■ **Your objective**: Below, find each line holding "type" and state how many there are, using the number alone.

■ **Provided data**:
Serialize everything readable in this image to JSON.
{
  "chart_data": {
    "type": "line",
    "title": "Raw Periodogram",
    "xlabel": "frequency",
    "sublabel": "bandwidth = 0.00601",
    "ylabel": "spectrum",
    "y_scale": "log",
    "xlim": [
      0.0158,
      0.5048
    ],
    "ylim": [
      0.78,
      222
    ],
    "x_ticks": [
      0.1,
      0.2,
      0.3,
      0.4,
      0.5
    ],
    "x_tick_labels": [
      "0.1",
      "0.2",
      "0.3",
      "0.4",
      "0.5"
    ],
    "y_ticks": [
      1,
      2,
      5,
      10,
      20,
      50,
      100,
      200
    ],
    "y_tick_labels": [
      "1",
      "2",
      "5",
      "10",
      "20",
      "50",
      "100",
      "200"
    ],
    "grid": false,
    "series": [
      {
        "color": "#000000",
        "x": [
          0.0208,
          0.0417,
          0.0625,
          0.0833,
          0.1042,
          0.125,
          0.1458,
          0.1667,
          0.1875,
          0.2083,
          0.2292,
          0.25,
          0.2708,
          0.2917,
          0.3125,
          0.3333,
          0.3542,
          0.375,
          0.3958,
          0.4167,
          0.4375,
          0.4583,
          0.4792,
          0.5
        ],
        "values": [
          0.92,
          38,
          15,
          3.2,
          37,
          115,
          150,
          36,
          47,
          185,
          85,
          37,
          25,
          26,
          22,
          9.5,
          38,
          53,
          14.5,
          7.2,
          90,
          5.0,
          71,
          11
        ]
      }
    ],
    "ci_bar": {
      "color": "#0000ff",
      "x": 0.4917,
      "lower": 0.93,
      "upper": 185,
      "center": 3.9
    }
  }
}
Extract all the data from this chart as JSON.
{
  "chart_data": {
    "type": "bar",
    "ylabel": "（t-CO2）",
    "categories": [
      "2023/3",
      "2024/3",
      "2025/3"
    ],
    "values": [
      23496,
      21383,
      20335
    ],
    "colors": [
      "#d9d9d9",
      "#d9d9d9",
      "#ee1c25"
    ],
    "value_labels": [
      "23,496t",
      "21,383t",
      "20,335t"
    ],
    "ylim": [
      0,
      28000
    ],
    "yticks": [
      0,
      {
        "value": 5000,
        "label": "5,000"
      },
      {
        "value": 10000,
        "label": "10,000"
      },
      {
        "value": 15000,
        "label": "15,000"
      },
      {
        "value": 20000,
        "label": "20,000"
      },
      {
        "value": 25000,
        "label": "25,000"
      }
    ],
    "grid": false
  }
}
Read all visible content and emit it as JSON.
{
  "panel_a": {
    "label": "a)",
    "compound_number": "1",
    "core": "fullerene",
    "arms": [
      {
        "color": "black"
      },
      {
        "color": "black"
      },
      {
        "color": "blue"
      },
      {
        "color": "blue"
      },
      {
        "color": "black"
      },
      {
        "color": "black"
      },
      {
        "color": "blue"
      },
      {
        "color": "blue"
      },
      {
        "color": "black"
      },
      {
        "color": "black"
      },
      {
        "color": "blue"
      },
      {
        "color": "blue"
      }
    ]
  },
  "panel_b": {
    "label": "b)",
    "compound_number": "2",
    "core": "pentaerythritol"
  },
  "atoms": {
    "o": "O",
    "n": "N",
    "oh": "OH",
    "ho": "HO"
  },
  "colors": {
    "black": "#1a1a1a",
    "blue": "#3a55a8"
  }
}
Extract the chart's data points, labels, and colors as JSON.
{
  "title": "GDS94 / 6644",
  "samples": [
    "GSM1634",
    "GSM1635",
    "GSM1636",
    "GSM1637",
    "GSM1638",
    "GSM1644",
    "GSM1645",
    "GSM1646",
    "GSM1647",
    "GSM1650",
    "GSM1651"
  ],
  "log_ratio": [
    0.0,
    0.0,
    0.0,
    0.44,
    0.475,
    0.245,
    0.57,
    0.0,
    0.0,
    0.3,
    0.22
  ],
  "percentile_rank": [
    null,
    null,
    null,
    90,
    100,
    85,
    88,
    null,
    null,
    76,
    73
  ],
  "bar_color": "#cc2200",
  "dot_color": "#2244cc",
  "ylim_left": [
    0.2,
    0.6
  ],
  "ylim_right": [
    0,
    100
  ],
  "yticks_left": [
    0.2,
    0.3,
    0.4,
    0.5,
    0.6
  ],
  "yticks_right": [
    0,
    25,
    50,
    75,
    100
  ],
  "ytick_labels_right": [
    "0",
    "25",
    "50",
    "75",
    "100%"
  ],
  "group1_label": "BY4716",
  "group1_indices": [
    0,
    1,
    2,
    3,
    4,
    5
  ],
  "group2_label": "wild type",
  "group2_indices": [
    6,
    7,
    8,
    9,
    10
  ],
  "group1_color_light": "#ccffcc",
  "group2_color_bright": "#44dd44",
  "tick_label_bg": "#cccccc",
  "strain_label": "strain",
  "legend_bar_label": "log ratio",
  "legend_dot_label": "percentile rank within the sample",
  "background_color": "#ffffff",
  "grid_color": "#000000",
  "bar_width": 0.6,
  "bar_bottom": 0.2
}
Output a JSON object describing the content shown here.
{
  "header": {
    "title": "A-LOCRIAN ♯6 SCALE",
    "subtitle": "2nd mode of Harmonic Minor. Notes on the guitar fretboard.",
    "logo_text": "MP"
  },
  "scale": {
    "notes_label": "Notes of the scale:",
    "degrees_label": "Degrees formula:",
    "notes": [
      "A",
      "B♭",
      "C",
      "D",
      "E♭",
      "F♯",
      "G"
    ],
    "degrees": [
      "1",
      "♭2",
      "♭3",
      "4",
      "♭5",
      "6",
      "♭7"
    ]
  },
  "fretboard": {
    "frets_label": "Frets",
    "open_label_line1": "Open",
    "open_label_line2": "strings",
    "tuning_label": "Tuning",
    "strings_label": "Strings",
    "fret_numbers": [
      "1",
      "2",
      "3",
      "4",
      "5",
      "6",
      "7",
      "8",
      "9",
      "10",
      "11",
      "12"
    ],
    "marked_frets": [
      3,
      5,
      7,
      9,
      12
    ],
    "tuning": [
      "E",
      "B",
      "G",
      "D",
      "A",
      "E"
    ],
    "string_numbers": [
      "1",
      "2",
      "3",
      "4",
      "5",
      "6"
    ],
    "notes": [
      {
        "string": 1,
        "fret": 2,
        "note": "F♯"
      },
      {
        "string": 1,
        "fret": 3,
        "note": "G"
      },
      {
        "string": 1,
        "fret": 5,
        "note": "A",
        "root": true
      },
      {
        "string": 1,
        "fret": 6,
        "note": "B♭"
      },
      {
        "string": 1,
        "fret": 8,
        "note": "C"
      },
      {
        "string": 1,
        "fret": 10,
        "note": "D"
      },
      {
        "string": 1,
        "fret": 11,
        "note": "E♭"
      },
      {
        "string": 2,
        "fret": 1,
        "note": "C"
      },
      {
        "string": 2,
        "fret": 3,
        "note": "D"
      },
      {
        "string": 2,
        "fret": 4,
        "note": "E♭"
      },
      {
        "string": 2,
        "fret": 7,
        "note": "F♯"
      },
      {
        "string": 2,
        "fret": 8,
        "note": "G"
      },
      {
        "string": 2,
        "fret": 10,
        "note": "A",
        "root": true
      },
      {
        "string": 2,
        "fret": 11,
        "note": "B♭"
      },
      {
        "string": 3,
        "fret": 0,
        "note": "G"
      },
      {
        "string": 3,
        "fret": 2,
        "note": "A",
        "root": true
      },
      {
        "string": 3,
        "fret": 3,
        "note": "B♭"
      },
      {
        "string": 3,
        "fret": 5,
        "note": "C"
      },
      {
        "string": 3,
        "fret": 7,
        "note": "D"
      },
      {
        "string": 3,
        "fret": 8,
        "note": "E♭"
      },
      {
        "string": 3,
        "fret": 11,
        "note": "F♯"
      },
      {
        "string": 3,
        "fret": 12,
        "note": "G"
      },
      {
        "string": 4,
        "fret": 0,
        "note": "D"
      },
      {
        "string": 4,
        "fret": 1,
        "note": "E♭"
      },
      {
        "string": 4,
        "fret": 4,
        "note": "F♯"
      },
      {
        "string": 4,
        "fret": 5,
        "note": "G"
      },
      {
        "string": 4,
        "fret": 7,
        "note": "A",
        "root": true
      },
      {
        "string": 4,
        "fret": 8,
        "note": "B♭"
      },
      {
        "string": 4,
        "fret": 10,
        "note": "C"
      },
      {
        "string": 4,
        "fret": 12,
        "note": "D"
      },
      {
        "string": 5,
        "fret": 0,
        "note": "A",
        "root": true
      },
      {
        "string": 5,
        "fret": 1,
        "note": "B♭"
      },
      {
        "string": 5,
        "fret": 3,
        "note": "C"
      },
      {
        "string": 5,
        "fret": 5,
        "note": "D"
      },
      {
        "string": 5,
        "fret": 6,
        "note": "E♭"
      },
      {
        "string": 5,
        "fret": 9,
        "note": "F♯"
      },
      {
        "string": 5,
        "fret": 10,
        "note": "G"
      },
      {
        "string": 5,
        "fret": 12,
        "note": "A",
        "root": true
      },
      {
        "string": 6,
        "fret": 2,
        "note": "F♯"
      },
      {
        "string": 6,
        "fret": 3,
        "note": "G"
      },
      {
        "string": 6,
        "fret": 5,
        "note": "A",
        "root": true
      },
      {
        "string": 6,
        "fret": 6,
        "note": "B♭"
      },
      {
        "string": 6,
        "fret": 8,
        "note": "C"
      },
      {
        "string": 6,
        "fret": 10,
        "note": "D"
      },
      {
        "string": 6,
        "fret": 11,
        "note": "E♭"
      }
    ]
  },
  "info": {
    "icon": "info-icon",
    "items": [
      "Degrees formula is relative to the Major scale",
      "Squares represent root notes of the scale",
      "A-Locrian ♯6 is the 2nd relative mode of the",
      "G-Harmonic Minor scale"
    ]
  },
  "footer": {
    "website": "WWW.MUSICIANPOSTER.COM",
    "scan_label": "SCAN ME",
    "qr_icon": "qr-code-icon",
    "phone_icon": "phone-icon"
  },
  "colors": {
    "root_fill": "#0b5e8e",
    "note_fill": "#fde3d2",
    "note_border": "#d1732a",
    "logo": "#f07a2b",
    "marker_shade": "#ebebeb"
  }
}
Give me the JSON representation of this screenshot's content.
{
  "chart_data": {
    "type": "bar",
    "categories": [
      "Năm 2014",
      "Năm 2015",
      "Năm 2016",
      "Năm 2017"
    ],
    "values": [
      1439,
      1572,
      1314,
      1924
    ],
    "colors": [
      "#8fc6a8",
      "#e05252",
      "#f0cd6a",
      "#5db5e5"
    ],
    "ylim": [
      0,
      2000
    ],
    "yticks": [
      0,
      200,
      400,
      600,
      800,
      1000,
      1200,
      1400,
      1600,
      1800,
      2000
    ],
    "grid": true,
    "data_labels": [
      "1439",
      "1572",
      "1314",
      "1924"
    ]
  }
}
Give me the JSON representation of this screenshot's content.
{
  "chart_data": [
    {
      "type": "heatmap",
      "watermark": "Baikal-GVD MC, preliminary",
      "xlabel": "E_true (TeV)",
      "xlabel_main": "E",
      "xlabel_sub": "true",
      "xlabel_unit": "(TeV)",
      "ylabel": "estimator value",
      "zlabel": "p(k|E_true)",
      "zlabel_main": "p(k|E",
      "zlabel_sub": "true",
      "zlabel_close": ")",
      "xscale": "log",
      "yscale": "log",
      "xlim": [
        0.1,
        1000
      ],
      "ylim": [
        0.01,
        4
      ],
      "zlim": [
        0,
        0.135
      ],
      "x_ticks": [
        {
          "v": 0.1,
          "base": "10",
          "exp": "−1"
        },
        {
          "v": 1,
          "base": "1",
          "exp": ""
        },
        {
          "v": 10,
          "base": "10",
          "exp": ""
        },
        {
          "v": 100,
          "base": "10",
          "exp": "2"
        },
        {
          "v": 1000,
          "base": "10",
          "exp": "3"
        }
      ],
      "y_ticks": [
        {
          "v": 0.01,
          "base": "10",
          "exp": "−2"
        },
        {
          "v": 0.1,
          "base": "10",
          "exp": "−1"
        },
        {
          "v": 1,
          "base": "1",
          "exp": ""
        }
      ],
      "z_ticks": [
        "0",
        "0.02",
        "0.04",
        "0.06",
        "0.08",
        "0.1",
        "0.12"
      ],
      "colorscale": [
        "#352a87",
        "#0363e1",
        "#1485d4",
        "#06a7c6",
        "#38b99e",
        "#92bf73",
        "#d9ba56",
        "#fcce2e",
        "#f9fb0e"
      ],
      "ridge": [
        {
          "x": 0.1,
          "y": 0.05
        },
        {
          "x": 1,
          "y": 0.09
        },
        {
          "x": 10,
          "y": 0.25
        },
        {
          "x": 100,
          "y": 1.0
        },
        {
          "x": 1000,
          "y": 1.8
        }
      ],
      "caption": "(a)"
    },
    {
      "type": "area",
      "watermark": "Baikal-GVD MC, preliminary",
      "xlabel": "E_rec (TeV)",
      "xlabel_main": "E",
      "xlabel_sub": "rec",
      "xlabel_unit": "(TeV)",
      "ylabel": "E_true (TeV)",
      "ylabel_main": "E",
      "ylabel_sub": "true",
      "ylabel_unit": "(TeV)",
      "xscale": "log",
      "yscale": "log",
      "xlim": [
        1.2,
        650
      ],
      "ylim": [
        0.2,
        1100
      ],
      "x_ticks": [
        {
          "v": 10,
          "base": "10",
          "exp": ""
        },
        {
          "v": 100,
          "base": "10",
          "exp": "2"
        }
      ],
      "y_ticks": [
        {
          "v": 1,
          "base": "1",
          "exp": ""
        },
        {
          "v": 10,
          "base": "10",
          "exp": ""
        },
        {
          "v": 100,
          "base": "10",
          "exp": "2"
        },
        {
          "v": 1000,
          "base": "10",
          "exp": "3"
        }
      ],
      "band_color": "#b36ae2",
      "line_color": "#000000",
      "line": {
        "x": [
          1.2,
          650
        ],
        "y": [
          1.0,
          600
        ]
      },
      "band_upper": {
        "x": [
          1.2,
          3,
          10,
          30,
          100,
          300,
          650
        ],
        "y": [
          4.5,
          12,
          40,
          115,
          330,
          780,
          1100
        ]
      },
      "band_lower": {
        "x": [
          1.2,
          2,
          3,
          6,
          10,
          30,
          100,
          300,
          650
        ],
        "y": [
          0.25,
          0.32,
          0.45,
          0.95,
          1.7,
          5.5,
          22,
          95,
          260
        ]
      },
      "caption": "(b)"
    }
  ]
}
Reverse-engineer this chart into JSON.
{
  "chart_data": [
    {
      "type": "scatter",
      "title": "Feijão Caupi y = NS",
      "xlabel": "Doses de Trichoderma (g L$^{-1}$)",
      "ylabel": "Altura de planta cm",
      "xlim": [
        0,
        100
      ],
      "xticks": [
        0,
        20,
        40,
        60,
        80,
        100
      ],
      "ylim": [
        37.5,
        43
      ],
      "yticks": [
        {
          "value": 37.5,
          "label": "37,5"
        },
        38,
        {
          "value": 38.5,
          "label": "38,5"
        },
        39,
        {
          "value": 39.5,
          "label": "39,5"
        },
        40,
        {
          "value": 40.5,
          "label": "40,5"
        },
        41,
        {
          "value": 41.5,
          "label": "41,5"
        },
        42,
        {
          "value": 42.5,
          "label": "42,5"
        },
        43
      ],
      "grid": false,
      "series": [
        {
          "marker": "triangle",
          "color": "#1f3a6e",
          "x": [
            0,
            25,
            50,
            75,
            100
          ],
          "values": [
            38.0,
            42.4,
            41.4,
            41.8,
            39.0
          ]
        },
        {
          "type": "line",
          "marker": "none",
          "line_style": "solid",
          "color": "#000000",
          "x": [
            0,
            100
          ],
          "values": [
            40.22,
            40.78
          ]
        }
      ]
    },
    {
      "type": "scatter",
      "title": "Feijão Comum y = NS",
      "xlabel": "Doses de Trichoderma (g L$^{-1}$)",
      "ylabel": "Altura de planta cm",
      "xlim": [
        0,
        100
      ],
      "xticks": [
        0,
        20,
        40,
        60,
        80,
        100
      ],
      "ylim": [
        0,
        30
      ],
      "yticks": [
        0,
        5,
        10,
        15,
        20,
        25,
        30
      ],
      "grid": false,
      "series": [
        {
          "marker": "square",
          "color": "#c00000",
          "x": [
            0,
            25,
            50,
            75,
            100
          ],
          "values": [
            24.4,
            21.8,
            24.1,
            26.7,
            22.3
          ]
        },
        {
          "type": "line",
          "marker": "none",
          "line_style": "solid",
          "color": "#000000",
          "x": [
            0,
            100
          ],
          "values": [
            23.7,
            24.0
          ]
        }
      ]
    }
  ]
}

■ **Solved exercise**: 10